◆ **Work instruction**
Return every line of the records that includes the string "davon".
Information: Begin
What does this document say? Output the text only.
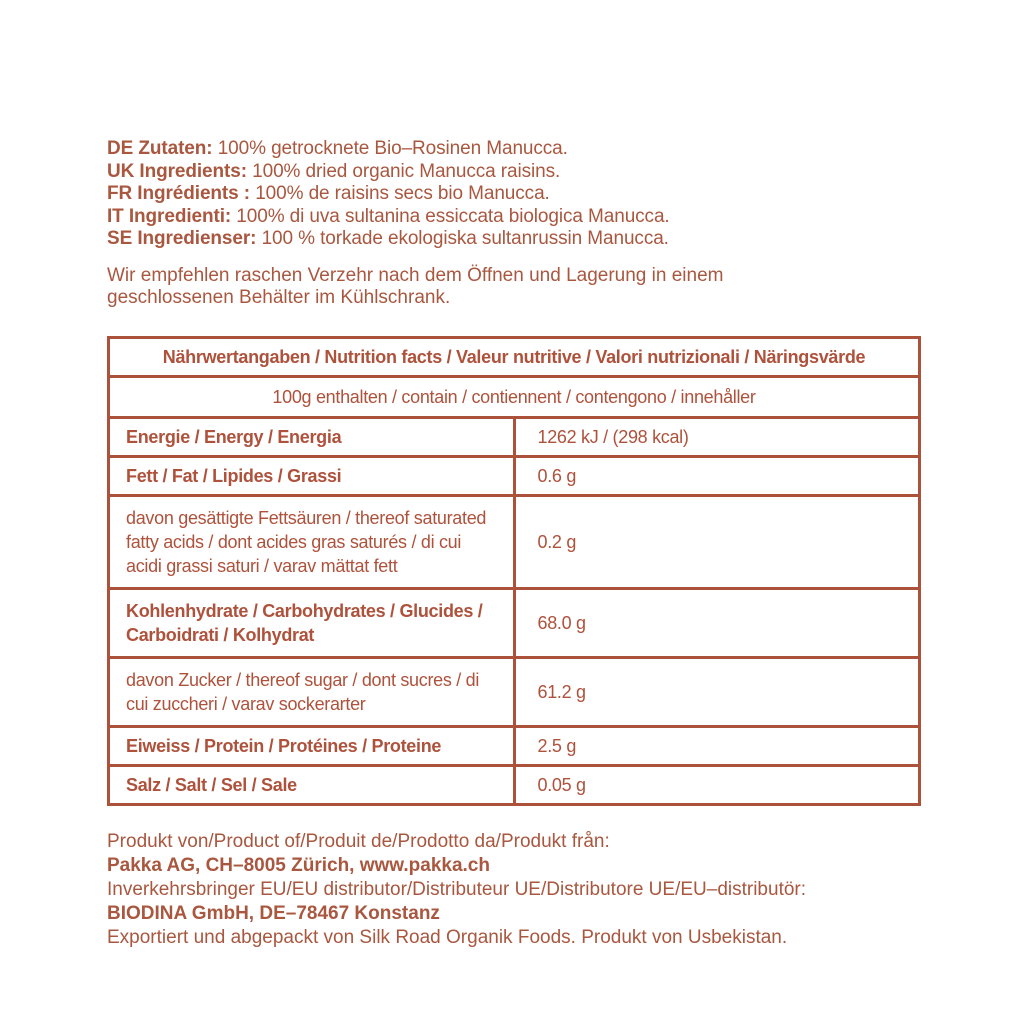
DE Zutaten: 100% getrocknete Bio–Rosinen Manucca.
UK Ingredients: 100% dried organic Manucca raisins.
FR Ingrédients : 100% de raisins secs bio Manucca.
IT Ingredienti: 100% di uva sultanina essiccata biologica Manucca.
SE Ingredienser: 100 % torkade ekologiska sultanrussin Manucca.

Wir empfehlen raschen Verzehr nach dem Öffnen und Lagerung in einem
geschlossenen Behälter im Kühlschrank.

Nährwertangaben / Nutrition facts / Valeur nutritive / Valori nutrizionali / Näringsvärde	
100g enthalten / contain / contiennent / contengono / innehåller	
Energie / Energy / Energia	1262 kJ / (298 kcal)
Fett / Fat / Lipides / Grassi	0.6 g
davon gesättigte Fettsäuren / thereof saturated fatty acids / dont acides gras saturés / di cui acidi grassi saturi / varav mättat fett	0.2 g
Kohlenhydrate / Carbohydrates / Glucides / Carboidrati / Kolhydrat	68.0 g
davon Zucker / thereof sugar / dont sucres / di cui zuccheri / varav sockerarter	61.2 g
Eiweiss / Protein / Protéines / Proteine	2.5 g
Salz / Salt / Sel / Sale	0.05 g
Produkt von/Product of/Produit de/Prodotto da/Produkt från:
Pakka AG, CH–8005 Zürich, www.pakka.ch
Inverkehrsbringer EU/EU distributor/Distributeur UE/Distributore UE/EU–distributör:
BIODINA GmbH, DE–78467 Konstanz
Exportiert und abgepackt von Silk Road Organik Foods. Produkt von Usbekistan.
Information: End
◆ **Written answer**
davon gesättigte Fettsäuren / thereof saturated fatty acids / dont acides gras saturés / di cui acidi grassi saturi / varav mättat fett	0.2 g
davon Zucker / thereof sugar / dont sucres / di cui zuccheri / varav sockerarter	61.2 g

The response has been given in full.